JOB: Repeat all the material exactly; pictures stay out of your copy.

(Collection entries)
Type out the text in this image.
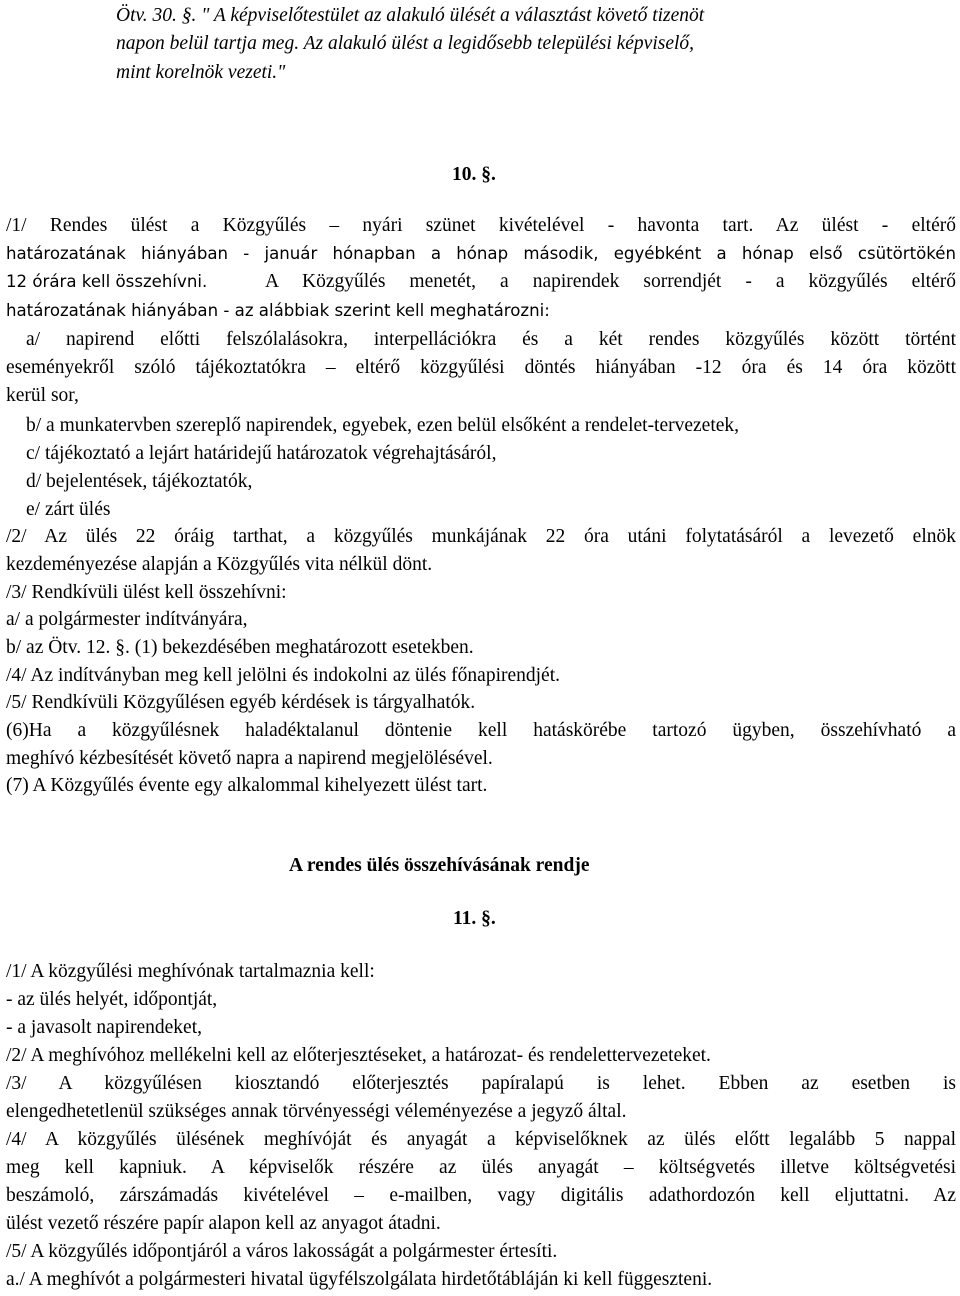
Ötv. 30. §. " A képviselőtestület az alakuló ülését a választást követő tizenöt
napon belül tartja meg. Az alakuló ülést a legidősebb települési képviselő,
mint korelnök vezeti."
10. §.
/1/ Rendes ülést a Közgyűlés – nyári szünet kivételével - havonta tart. Az ülést - eltérő
határozatának hiányában - január hónapban a hónap második, egyébként a hónap első csütörtökén
12 órára kell összehívni.	A Közgyűlés menetét, a napirendek sorrendjét - a közgyűlés eltérő
határozatának hiányában - az alábbiak szerint kell meghatározni:
a/ napirend előtti felszólalásokra, interpellációkra és a két rendes közgyűlés között történt
eseményekről szóló tájékoztatókra – eltérő közgyűlési döntés hiányában -12 óra és 14 óra között
kerül sor,
b/ a munkatervben szereplő napirendek, egyebek, ezen belül elsőként a rendelet-tervezetek,
c/ tájékoztató a lejárt határidejű határozatok végrehajtásáról,
d/ bejelentések, tájékoztatók,
e/ zárt ülés
/2/ Az ülés 22 óráig tarthat, a közgyűlés munkájának 22 óra utáni folytatásáról a levezető elnök
kezdeményezése alapján a Közgyűlés vita nélkül dönt.
/3/ Rendkívüli ülést kell összehívni:
a/ a polgármester indítványára,
b/ az Ötv. 12. §. (1) bekezdésében meghatározott esetekben.
/4/ Az indítványban meg kell jelölni és indokolni az ülés főnapirendjét.
/5/ Rendkívüli Közgyűlésen egyéb kérdések is tárgyalhatók.
(6)Ha a közgyűlésnek haladéktalanul döntenie kell hatáskörébe tartozó ügyben, összehívható a
meghívó kézbesítését követő napra a napirend megjelölésével.
(7) A Közgyűlés évente egy alkalommal kihelyezett ülést tart.
A rendes ülés összehívásának rendje
11. §.
/1/ A közgyűlési meghívónak tartalmaznia kell:
- az ülés helyét, időpontját,
- a javasolt napirendeket,
/2/ A meghívóhoz mellékelni kell az előterjesztéseket, a határozat- és rendelettervezeteket.
/3/ A közgyűlésen kiosztandó előterjesztés papíralapú is lehet. Ebben az esetben is
elengedhetetlenül szükséges annak törvényességi véleményezése a jegyző által.
/4/ A közgyűlés ülésének meghívóját és anyagát a képviselőknek az ülés előtt legalább 5 nappal
meg kell kapniuk. A képviselők részére az ülés anyagát – költségvetés illetve költségvetési
beszámoló, zárszámadás kivételével – e-mailben, vagy digitális adathordozón kell eljuttatni. Az
ülést vezető részére papír alapon kell az anyagot átadni.
/5/ A közgyűlés időpontjáról a város lakosságát a polgármester értesíti.
a./ A meghívót a polgármesteri hivatal ügyfélszolgálata hirdetőtábláján ki kell függeszteni.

THE RESPONSE:
Type out the text in this image.
Ötv. 30. §. " A képviselőtestület az alakuló ülését a választást követő tizenöt
napon belül tartja meg. Az alakuló ülést a legidősebb települési képviselő,
mint korelnök vezeti."
10. §.
/1/ Rendes ülést a Közgyűlés – nyári szünet kivételével - havonta tart. Az ülést - eltérő
határozatának hiányában - január hónapban a hónap második, egyébként a hónap első csütörtökén
12 órára kell összehívni.	A Közgyűlés menetét, a napirendek sorrendjét - a közgyűlés eltérő
határozatának hiányában - az alábbiak szerint kell meghatározni:
a/ napirend előtti felszólalásokra, interpellációkra és a két rendes közgyűlés között történt
eseményekről szóló tájékoztatókra – eltérő közgyűlési döntés hiányában -12 óra és 14 óra között
kerül sor,
b/ a munkatervben szereplő napirendek, egyebek, ezen belül elsőként a rendelet-tervezetek,
c/ tájékoztató a lejárt határidejű határozatok végrehajtásáról,
d/ bejelentések, tájékoztatók,
e/ zárt ülés
/2/ Az ülés 22 óráig tarthat, a közgyűlés munkájának 22 óra utáni folytatásáról a levezető elnök
kezdeményezése alapján a Közgyűlés vita nélkül dönt.
/3/ Rendkívüli ülést kell összehívni:
a/ a polgármester indítványára,
b/ az Ötv. 12. §. (1) bekezdésében meghatározott esetekben.
/4/ Az indítványban meg kell jelölni és indokolni az ülés főnapirendjét.
/5/ Rendkívüli Közgyűlésen egyéb kérdések is tárgyalhatók.
(6)Ha a közgyűlésnek haladéktalanul döntenie kell hatáskörébe tartozó ügyben, összehívható a
meghívó kézbesítését követő napra a napirend megjelölésével.
(7) A Közgyűlés évente egy alkalommal kihelyezett ülést tart.
A rendes ülés összehívásának rendje
11. §.
/1/ A közgyűlési meghívónak tartalmaznia kell:
- az ülés helyét, időpontját,
- a javasolt napirendeket,
/2/ A meghívóhoz mellékelni kell az előterjesztéseket, a határozat- és rendelettervezeteket.
/3/ A közgyűlésen kiosztandó előterjesztés papíralapú is lehet. Ebben az esetben is
elengedhetetlenül szükséges annak törvényességi véleményezése a jegyző által.
/4/ A közgyűlés ülésének meghívóját és anyagát a képviselőknek az ülés előtt legalább 5 nappal
meg kell kapniuk. A képviselők részére az ülés anyagát – költségvetés illetve költségvetési
beszámoló, zárszámadás kivételével – e-mailben, vagy digitális adathordozón kell eljuttatni. Az
ülést vezető részére papír alapon kell az anyagot átadni.
/5/ A közgyűlés időpontjáról a város lakosságát a polgármester értesíti.
a./ A meghívót a polgármesteri hivatal ügyfélszolgálata hirdetőtábláján ki kell függeszteni.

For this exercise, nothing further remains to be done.